BEGIN

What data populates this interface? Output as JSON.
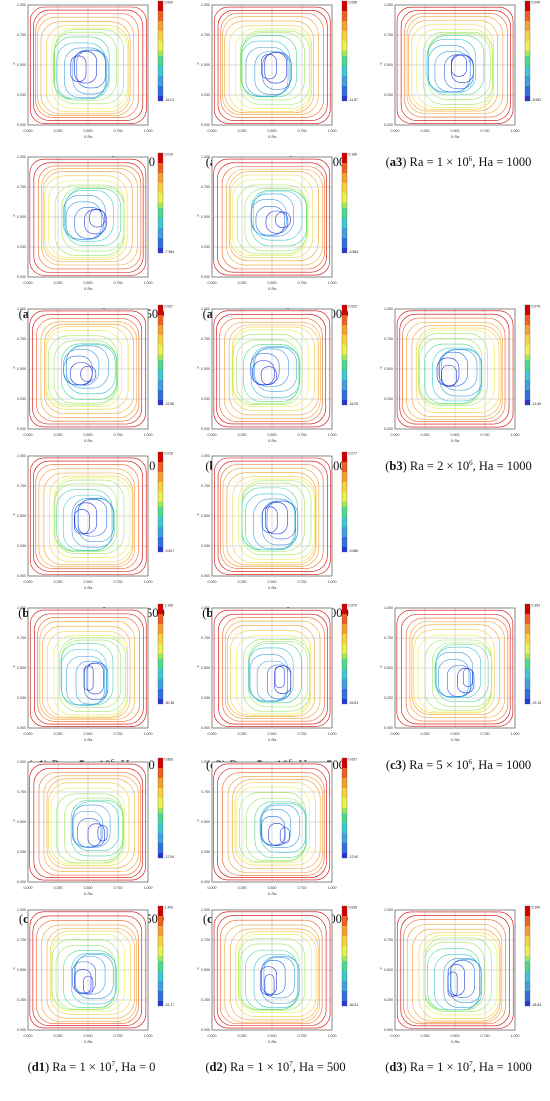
{
  "figure": {
    "panels": [
      {
        "id": "a1",
        "ra_base": "1",
        "ra_exp": "6",
        "ha": "0",
        "legend_max": "0.000",
        "legend_min": "-16.01"
      },
      {
        "id": "a2",
        "ra_base": "1",
        "ra_exp": "6",
        "ha": "500",
        "legend_max": "0.058",
        "legend_min": "-11.67"
      },
      {
        "id": "a3",
        "ra_base": "1",
        "ra_exp": "6",
        "ha": "1000",
        "legend_max": "0.045",
        "legend_min": "-8.952"
      },
      {
        "id": "a4",
        "ra_base": "1",
        "ra_exp": "6",
        "ha": "1500",
        "legend_max": "0.010",
        "legend_min": "-7.984"
      },
      {
        "id": "a5",
        "ra_base": "1",
        "ra_exp": "6",
        "ha": "2000",
        "legend_max": "0.186",
        "legend_min": "-6.884"
      },
      {
        "id": "b1",
        "ra_base": "2",
        "ra_exp": "6",
        "ha": "0",
        "legend_max": "0.067",
        "legend_min": "-22.86"
      },
      {
        "id": "b2",
        "ra_base": "2",
        "ra_exp": "6",
        "ha": "500",
        "legend_max": "0.022",
        "legend_min": "-16.05"
      },
      {
        "id": "b3",
        "ra_base": "2",
        "ra_exp": "6",
        "ha": "1000",
        "legend_max": "0.079",
        "legend_min": "-12.65"
      },
      {
        "id": "b4",
        "ra_base": "2",
        "ra_exp": "6",
        "ha": "1500",
        "legend_max": "0.016",
        "legend_min": "-9.817"
      },
      {
        "id": "b5",
        "ra_base": "2",
        "ra_exp": "6",
        "ha": "2000",
        "legend_max": "0.077",
        "legend_min": "-9.666"
      },
      {
        "id": "c1",
        "ra_base": "5",
        "ra_exp": "6",
        "ha": "0",
        "legend_max": "1.196",
        "legend_min": "-30.38"
      },
      {
        "id": "c2",
        "ra_base": "5",
        "ra_exp": "6",
        "ha": "500",
        "legend_max": "0.670",
        "legend_min": "-25.81"
      },
      {
        "id": "c3",
        "ra_base": "5",
        "ra_exp": "6",
        "ha": "1000",
        "legend_max": "0.353",
        "legend_min": "-22.15"
      },
      {
        "id": "c4",
        "ra_base": "5",
        "ra_exp": "6",
        "ha": "1500",
        "legend_max": "0.865",
        "legend_min": "-17.94"
      },
      {
        "id": "c5",
        "ra_base": "5",
        "ra_exp": "6",
        "ha": "2000",
        "legend_max": "0.697",
        "legend_min": "-12.60"
      },
      {
        "id": "d1",
        "ra_base": "1",
        "ra_exp": "7",
        "ha": "0",
        "legend_max": "1.409",
        "legend_min": "-51.17"
      },
      {
        "id": "d2",
        "ra_base": "1",
        "ra_exp": "7",
        "ha": "500",
        "legend_max": "0.636",
        "legend_min": "-36.51"
      },
      {
        "id": "d3",
        "ra_base": "1",
        "ra_exp": "7",
        "ha": "1000",
        "legend_max": "0.290",
        "legend_min": "-28.83"
      }
    ],
    "axis_ticks": [
      "0.000",
      "0.250",
      "0.500",
      "0.750",
      "1.000"
    ],
    "x_axis_label": "X-Ra",
    "y_axis_label": "Y",
    "colors": {
      "contour_ramp": [
        "#d40000",
        "#f06020",
        "#f4a030",
        "#f6d040",
        "#e8f050",
        "#9ee860",
        "#50d890",
        "#40c8d0",
        "#40a0e0",
        "#3070e0",
        "#2838d8"
      ],
      "grid": "#9a9a9a"
    }
  }
}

END

» **Directive**
Leave out the pictures and copy the rest of the material above exactly.

» **Answer in full**
What data populates this interface? Output as JSON.
{
  "figure": {
    "panels": [
      {
        "id": "a1",
        "ra_base": "1",
        "ra_exp": "6",
        "ha": "0",
        "legend_max": "0.000",
        "legend_min": "-16.01"
      },
      {
        "id": "a2",
        "ra_base": "1",
        "ra_exp": "6",
        "ha": "500",
        "legend_max": "0.058",
        "legend_min": "-11.67"
      },
      {
        "id": "a3",
        "ra_base": "1",
        "ra_exp": "6",
        "ha": "1000",
        "legend_max": "0.045",
        "legend_min": "-8.952"
      },
      {
        "id": "a4",
        "ra_base": "1",
        "ra_exp": "6",
        "ha": "1500",
        "legend_max": "0.010",
        "legend_min": "-7.984"
      },
      {
        "id": "a5",
        "ra_base": "1",
        "ra_exp": "6",
        "ha": "2000",
        "legend_max": "0.186",
        "legend_min": "-6.884"
      },
      {
        "id": "b1",
        "ra_base": "2",
        "ra_exp": "6",
        "ha": "0",
        "legend_max": "0.067",
        "legend_min": "-22.86"
      },
      {
        "id": "b2",
        "ra_base": "2",
        "ra_exp": "6",
        "ha": "500",
        "legend_max": "0.022",
        "legend_min": "-16.05"
      },
      {
        "id": "b3",
        "ra_base": "2",
        "ra_exp": "6",
        "ha": "1000",
        "legend_max": "0.079",
        "legend_min": "-12.65"
      },
      {
        "id": "b4",
        "ra_base": "2",
        "ra_exp": "6",
        "ha": "1500",
        "legend_max": "0.016",
        "legend_min": "-9.817"
      },
      {
        "id": "b5",
        "ra_base": "2",
        "ra_exp": "6",
        "ha": "2000",
        "legend_max": "0.077",
        "legend_min": "-9.666"
      },
      {
        "id": "c1",
        "ra_base": "5",
        "ra_exp": "6",
        "ha": "0",
        "legend_max": "1.196",
        "legend_min": "-30.38"
      },
      {
        "id": "c2",
        "ra_base": "5",
        "ra_exp": "6",
        "ha": "500",
        "legend_max": "0.670",
        "legend_min": "-25.81"
      },
      {
        "id": "c3",
        "ra_base": "5",
        "ra_exp": "6",
        "ha": "1000",
        "legend_max": "0.353",
        "legend_min": "-22.15"
      },
      {
        "id": "c4",
        "ra_base": "5",
        "ra_exp": "6",
        "ha": "1500",
        "legend_max": "0.865",
        "legend_min": "-17.94"
      },
      {
        "id": "c5",
        "ra_base": "5",
        "ra_exp": "6",
        "ha": "2000",
        "legend_max": "0.697",
        "legend_min": "-12.60"
      },
      {
        "id": "d1",
        "ra_base": "1",
        "ra_exp": "7",
        "ha": "0",
        "legend_max": "1.409",
        "legend_min": "-51.17"
      },
      {
        "id": "d2",
        "ra_base": "1",
        "ra_exp": "7",
        "ha": "500",
        "legend_max": "0.636",
        "legend_min": "-36.51"
      },
      {
        "id": "d3",
        "ra_base": "1",
        "ra_exp": "7",
        "ha": "1000",
        "legend_max": "0.290",
        "legend_min": "-28.83"
      }
    ],
    "axis_ticks": [
      "0.000",
      "0.250",
      "0.500",
      "0.750",
      "1.000"
    ],
    "x_axis_label": "X-Ra",
    "y_axis_label": "Y",
    "colors": {
      "contour_ramp": [
        "#d40000",
        "#f06020",
        "#f4a030",
        "#f6d040",
        "#e8f050",
        "#9ee860",
        "#50d890",
        "#40c8d0",
        "#40a0e0",
        "#3070e0",
        "#2838d8"
      ],
      "grid": "#9a9a9a"
    }
  }
}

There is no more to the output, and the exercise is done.